EXERCISE AIM -> Some lines below may hold the string "fómites". Count them and give only the total.

'''

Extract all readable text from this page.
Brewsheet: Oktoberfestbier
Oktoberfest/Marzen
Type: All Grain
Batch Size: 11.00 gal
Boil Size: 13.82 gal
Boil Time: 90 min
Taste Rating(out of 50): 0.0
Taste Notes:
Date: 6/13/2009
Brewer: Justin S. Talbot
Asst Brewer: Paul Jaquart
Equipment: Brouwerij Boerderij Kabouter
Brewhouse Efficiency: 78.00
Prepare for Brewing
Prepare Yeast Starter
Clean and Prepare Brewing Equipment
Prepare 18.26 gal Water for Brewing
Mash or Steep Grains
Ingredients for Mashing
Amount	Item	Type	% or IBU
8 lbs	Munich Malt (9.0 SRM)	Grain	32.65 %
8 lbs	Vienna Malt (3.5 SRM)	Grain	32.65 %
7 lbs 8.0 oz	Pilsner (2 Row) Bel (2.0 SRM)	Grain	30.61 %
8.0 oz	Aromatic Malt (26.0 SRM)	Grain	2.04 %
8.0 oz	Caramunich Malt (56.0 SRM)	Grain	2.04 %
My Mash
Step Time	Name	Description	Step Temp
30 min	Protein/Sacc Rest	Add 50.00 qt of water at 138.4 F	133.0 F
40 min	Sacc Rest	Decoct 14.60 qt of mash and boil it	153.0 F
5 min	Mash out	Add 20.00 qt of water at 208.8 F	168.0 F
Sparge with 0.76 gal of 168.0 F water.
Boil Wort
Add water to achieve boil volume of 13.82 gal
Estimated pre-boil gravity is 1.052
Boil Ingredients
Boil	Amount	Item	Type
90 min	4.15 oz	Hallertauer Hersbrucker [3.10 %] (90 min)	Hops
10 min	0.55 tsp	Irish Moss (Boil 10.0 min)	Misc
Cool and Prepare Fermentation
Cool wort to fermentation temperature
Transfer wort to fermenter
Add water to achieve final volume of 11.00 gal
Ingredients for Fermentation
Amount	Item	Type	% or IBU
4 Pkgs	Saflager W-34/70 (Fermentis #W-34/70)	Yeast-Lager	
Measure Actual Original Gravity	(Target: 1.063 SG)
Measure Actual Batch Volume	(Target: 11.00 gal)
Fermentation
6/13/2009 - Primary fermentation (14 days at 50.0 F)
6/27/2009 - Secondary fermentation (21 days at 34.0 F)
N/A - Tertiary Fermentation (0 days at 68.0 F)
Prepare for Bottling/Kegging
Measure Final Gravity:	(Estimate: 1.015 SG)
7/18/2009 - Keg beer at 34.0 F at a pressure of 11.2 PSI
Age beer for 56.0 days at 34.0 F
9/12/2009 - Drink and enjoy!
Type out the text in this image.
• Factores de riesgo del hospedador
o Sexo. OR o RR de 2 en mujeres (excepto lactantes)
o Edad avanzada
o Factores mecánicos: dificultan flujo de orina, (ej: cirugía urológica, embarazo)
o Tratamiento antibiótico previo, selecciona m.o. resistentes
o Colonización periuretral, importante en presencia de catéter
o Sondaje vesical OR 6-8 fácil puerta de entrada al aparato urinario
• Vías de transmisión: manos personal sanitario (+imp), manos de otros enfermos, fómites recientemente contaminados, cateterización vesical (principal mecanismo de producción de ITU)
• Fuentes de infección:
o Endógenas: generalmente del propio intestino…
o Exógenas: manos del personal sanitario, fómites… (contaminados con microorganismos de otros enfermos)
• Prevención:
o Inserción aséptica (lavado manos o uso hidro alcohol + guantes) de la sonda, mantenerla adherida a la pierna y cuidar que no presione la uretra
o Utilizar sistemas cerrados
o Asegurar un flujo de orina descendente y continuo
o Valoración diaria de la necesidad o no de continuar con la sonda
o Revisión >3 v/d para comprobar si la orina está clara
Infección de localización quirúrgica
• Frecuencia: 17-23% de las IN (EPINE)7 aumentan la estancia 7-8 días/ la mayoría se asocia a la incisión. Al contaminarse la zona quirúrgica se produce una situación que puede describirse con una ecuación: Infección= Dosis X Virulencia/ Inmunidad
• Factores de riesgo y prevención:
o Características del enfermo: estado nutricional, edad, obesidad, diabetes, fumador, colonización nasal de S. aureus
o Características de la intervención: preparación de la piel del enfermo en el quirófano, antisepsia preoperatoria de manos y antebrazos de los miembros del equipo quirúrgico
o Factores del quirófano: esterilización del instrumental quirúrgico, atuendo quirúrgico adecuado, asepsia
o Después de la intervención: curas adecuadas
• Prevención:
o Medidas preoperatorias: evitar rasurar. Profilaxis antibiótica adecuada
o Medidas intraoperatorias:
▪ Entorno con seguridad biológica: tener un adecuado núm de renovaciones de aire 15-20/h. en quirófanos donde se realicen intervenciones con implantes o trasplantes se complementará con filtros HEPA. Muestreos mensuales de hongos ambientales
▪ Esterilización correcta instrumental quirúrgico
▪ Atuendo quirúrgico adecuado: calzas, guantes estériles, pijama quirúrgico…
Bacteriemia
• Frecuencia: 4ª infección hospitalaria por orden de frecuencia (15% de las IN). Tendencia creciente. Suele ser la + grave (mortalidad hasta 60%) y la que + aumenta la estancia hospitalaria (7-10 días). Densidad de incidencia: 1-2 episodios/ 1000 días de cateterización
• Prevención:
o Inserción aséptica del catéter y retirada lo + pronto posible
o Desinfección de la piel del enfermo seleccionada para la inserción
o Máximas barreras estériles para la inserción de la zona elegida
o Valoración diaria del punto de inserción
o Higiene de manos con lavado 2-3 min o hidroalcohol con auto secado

'''

WRITTEN ANSWER -> 2